Your answer should be a single number: the count of lines containing the string "summer".

— Begin GIVEN RECORDS —

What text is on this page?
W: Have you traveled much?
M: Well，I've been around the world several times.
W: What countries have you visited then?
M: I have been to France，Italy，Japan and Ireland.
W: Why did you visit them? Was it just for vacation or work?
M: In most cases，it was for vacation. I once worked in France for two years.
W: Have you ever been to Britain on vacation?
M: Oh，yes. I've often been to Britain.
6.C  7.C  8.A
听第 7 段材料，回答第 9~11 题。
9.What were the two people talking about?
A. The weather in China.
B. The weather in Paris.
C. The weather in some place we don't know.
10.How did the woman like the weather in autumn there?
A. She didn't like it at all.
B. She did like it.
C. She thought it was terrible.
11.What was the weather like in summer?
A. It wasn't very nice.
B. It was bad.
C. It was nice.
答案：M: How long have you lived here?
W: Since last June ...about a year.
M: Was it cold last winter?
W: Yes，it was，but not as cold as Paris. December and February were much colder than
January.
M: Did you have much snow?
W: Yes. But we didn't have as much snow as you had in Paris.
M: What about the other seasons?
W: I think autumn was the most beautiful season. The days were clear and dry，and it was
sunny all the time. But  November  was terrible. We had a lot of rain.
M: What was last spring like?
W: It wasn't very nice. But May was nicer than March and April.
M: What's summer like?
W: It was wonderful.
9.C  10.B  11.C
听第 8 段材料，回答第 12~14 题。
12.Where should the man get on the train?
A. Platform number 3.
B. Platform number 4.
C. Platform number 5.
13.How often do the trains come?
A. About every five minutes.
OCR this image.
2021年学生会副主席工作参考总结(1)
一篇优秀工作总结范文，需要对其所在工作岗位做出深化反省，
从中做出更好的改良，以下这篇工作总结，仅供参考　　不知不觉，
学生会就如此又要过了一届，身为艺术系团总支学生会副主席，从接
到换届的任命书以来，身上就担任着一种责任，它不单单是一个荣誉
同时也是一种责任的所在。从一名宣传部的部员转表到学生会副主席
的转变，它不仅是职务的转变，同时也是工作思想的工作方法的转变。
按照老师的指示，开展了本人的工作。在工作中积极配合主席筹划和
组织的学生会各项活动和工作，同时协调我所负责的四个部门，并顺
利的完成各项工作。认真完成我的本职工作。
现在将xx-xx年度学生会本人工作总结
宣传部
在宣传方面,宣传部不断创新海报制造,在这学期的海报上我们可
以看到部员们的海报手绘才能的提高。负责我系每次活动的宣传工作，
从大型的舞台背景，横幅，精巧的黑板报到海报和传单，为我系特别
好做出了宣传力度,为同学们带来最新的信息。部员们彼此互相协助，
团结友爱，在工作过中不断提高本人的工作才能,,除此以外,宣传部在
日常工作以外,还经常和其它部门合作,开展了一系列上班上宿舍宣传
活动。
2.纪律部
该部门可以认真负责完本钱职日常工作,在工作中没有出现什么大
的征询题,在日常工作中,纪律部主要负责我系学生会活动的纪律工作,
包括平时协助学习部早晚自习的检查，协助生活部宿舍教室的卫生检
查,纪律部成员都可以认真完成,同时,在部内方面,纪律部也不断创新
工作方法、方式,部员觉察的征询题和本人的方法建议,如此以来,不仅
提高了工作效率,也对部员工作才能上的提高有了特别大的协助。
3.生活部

— End GIVEN RECORDS —

• **OUTPUT FOR THIS EXERCISE**
2